## LISTING
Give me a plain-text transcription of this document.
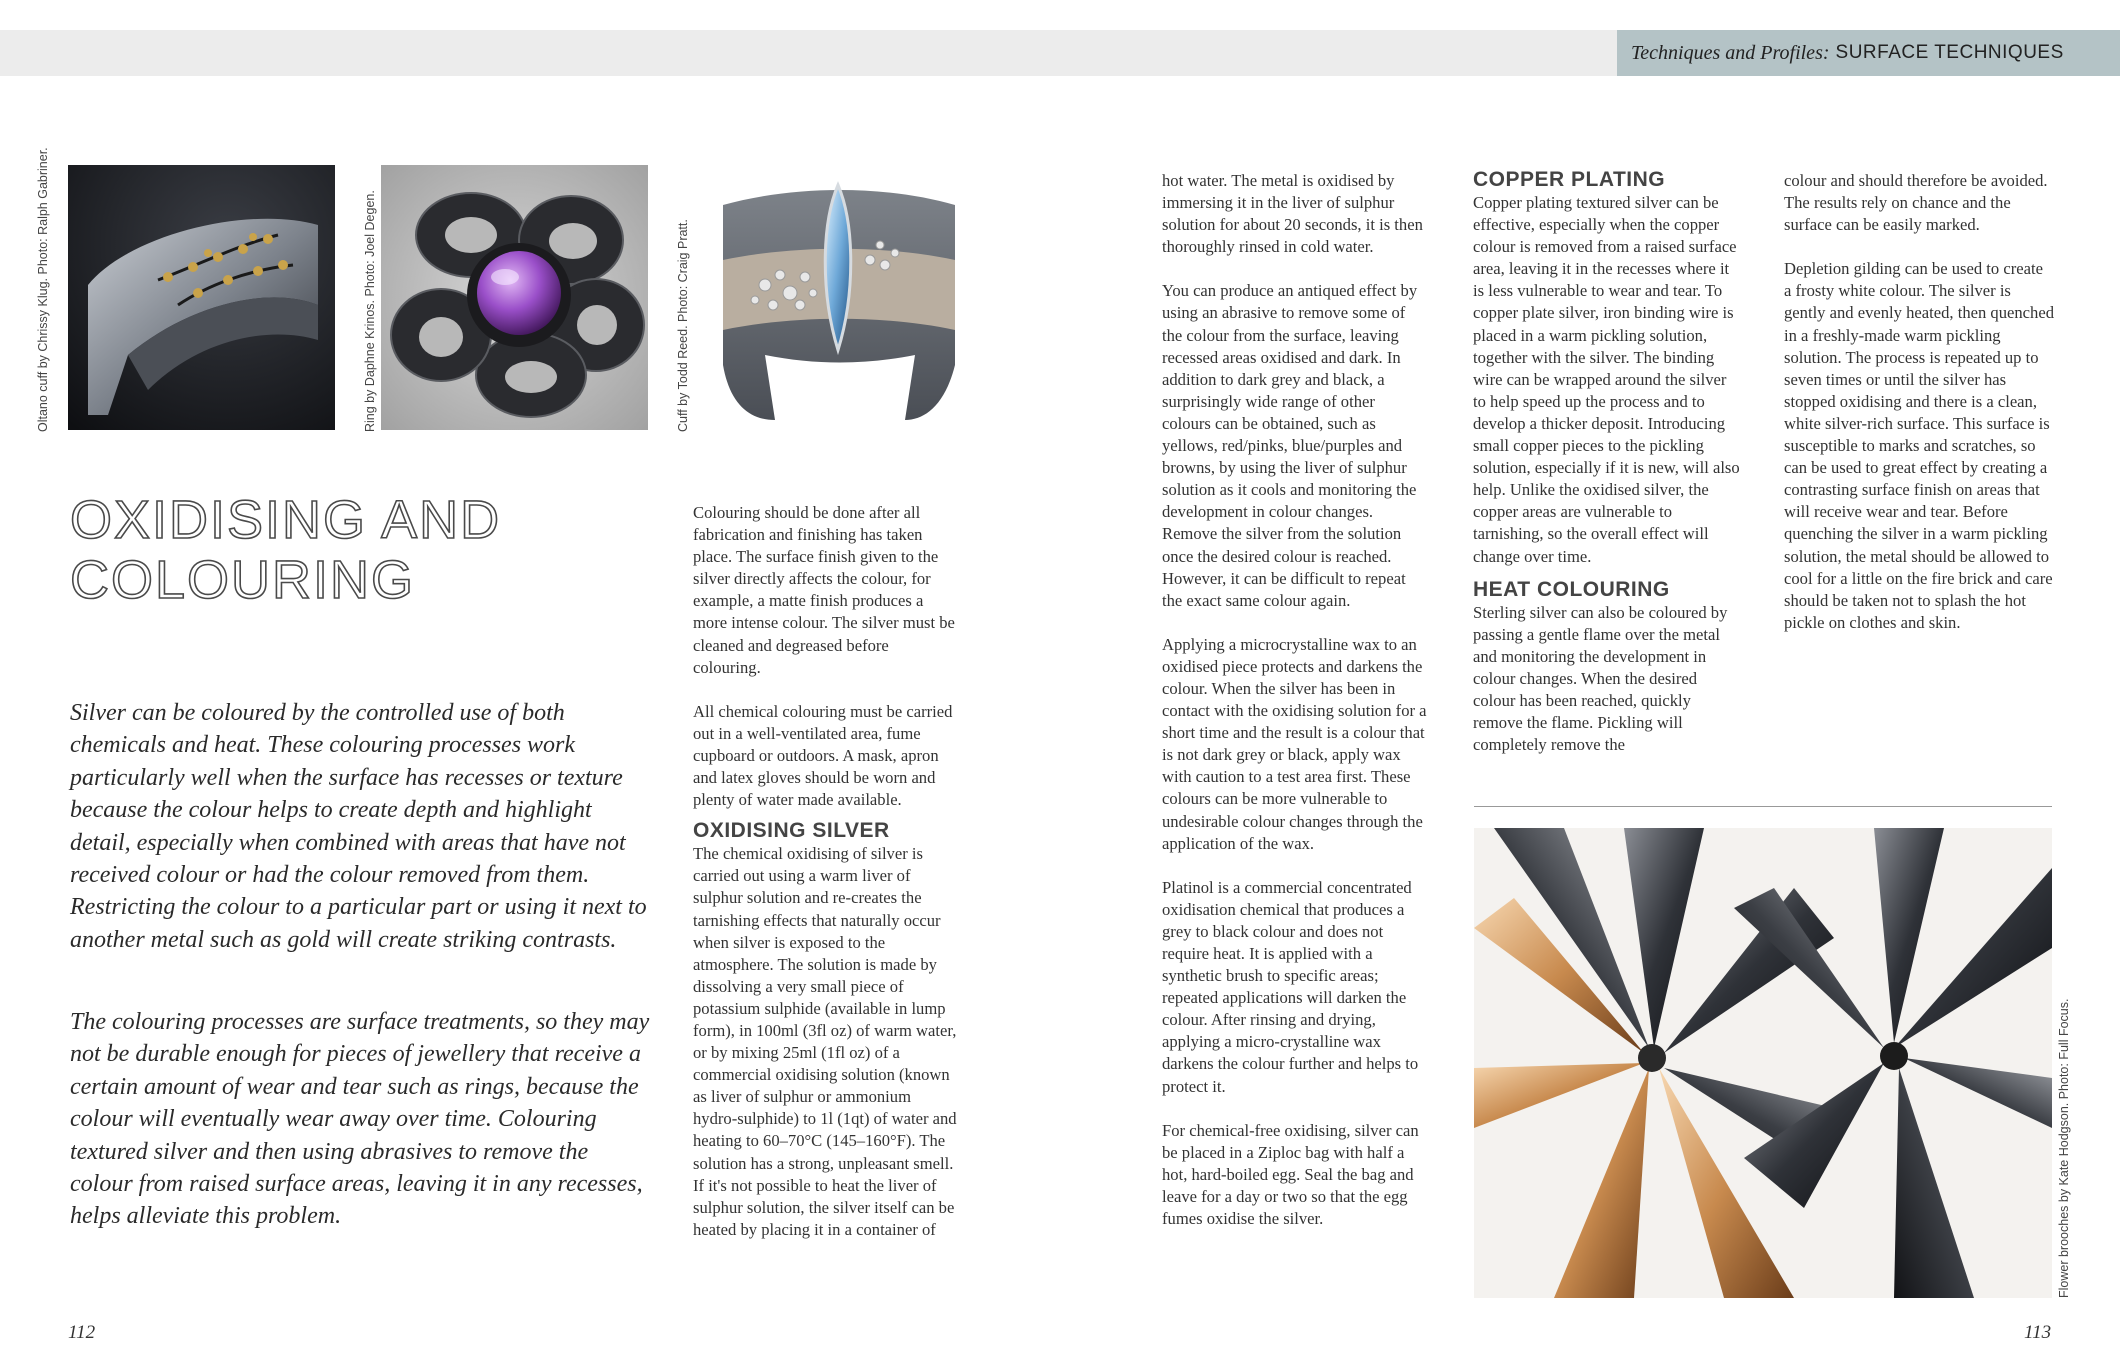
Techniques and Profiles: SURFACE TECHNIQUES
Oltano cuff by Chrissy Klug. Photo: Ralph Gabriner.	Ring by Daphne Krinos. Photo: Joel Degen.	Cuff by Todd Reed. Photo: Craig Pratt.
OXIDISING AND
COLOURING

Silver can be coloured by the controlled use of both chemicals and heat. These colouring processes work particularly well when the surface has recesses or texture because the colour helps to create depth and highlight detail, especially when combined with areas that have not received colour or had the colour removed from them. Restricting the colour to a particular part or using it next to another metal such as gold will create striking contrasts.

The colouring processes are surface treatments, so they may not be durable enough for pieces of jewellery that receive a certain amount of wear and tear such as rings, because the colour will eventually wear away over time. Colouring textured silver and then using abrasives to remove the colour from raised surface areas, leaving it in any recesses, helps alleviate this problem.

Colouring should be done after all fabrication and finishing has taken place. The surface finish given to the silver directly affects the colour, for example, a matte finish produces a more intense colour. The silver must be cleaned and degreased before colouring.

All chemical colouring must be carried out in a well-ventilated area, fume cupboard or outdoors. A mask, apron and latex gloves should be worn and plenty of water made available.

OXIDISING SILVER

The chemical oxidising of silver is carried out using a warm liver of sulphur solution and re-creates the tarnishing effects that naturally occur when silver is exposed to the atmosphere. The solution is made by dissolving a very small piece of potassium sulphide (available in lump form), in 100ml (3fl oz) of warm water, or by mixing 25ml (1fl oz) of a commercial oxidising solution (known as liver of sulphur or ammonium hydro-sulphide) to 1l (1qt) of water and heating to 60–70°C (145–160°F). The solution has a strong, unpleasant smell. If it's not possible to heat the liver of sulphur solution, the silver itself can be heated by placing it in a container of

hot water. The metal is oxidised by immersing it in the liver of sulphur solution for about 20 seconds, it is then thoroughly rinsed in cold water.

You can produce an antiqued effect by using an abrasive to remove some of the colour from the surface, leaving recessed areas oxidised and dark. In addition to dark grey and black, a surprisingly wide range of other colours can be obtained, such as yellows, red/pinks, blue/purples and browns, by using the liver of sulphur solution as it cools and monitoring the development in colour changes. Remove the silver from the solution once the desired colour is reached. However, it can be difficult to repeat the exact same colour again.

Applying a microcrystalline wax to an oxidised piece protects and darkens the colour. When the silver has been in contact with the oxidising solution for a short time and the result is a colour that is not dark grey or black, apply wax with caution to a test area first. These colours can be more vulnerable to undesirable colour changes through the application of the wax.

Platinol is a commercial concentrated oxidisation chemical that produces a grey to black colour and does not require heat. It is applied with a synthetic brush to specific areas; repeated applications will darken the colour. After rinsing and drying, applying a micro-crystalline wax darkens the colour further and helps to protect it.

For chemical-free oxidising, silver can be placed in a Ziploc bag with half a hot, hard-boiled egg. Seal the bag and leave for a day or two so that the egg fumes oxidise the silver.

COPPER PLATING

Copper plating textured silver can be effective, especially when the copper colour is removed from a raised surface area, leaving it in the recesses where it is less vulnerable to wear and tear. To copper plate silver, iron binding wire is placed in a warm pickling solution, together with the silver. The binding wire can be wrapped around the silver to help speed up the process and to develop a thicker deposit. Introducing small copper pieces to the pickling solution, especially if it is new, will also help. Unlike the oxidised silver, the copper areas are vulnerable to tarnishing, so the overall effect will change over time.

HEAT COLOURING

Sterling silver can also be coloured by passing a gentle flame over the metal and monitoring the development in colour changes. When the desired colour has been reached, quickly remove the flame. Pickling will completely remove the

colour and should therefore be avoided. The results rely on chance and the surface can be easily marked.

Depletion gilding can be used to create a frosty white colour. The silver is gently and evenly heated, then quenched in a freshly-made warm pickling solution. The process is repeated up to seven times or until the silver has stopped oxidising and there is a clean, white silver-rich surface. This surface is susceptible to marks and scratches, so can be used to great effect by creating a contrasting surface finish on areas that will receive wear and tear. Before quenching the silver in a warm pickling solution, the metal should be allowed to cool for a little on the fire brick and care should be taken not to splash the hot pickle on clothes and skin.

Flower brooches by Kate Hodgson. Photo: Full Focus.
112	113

## WRITTEN EXERCISE
Restate the full listing verbatim and drop every picture.

## THE RESULT
Give me a plain-text transcription of this document.
Techniques and Profiles: SURFACE TECHNIQUES
Oltano cuff by Chrissy Klug. Photo: Ralph Gabriner.	Ring by Daphne Krinos. Photo: Joel Degen.	Cuff by Todd Reed. Photo: Craig Pratt.
OXIDISING AND
COLOURING

Silver can be coloured by the controlled use of both chemicals and heat. These colouring processes work particularly well when the surface has recesses or texture because the colour helps to create depth and highlight detail, especially when combined with areas that have not received colour or had the colour removed from them. Restricting the colour to a particular part or using it next to another metal such as gold will create striking contrasts.

The colouring processes are surface treatments, so they may not be durable enough for pieces of jewellery that receive a certain amount of wear and tear such as rings, because the colour will eventually wear away over time. Colouring textured silver and then using abrasives to remove the colour from raised surface areas, leaving it in any recesses, helps alleviate this problem.

Colouring should be done after all fabrication and finishing has taken place. The surface finish given to the silver directly affects the colour, for example, a matte finish produces a more intense colour. The silver must be cleaned and degreased before colouring.

All chemical colouring must be carried out in a well-ventilated area, fume cupboard or outdoors. A mask, apron and latex gloves should be worn and plenty of water made available.

OXIDISING SILVER

The chemical oxidising of silver is carried out using a warm liver of sulphur solution and re-creates the tarnishing effects that naturally occur when silver is exposed to the atmosphere. The solution is made by dissolving a very small piece of potassium sulphide (available in lump form), in 100ml (3fl oz) of warm water, or by mixing 25ml (1fl oz) of a commercial oxidising solution (known as liver of sulphur or ammonium hydro-sulphide) to 1l (1qt) of water and heating to 60–70°C (145–160°F). The solution has a strong, unpleasant smell. If it's not possible to heat the liver of sulphur solution, the silver itself can be heated by placing it in a container of

hot water. The metal is oxidised by immersing it in the liver of sulphur solution for about 20 seconds, it is then thoroughly rinsed in cold water.

You can produce an antiqued effect by using an abrasive to remove some of the colour from the surface, leaving recessed areas oxidised and dark. In addition to dark grey and black, a surprisingly wide range of other colours can be obtained, such as yellows, red/pinks, blue/purples and browns, by using the liver of sulphur solution as it cools and monitoring the development in colour changes. Remove the silver from the solution once the desired colour is reached. However, it can be difficult to repeat the exact same colour again.

Applying a microcrystalline wax to an oxidised piece protects and darkens the colour. When the silver has been in contact with the oxidising solution for a short time and the result is a colour that is not dark grey or black, apply wax with caution to a test area first. These colours can be more vulnerable to undesirable colour changes through the application of the wax.

Platinol is a commercial concentrated oxidisation chemical that produces a grey to black colour and does not require heat. It is applied with a synthetic brush to specific areas; repeated applications will darken the colour. After rinsing and drying, applying a micro-crystalline wax darkens the colour further and helps to protect it.

For chemical-free oxidising, silver can be placed in a Ziploc bag with half a hot, hard-boiled egg. Seal the bag and leave for a day or two so that the egg fumes oxidise the silver.

COPPER PLATING

Copper plating textured silver can be effective, especially when the copper colour is removed from a raised surface area, leaving it in the recesses where it is less vulnerable to wear and tear. To copper plate silver, iron binding wire is placed in a warm pickling solution, together with the silver. The binding wire can be wrapped around the silver to help speed up the process and to develop a thicker deposit. Introducing small copper pieces to the pickling solution, especially if it is new, will also help. Unlike the oxidised silver, the copper areas are vulnerable to tarnishing, so the overall effect will change over time.

HEAT COLOURING

Sterling silver can also be coloured by passing a gentle flame over the metal and monitoring the development in colour changes. When the desired colour has been reached, quickly remove the flame. Pickling will completely remove the

colour and should therefore be avoided. The results rely on chance and the surface can be easily marked.

Depletion gilding can be used to create a frosty white colour. The silver is gently and evenly heated, then quenched in a freshly-made warm pickling solution. The process is repeated up to seven times or until the silver has stopped oxidising and there is a clean, white silver-rich surface. This surface is susceptible to marks and scratches, so can be used to great effect by creating a contrasting surface finish on areas that will receive wear and tear. Before quenching the silver in a warm pickling solution, the metal should be allowed to cool for a little on the fire brick and care should be taken not to splash the hot pickle on clothes and skin.

Flower brooches by Kate Hodgson. Photo: Full Focus.
112	113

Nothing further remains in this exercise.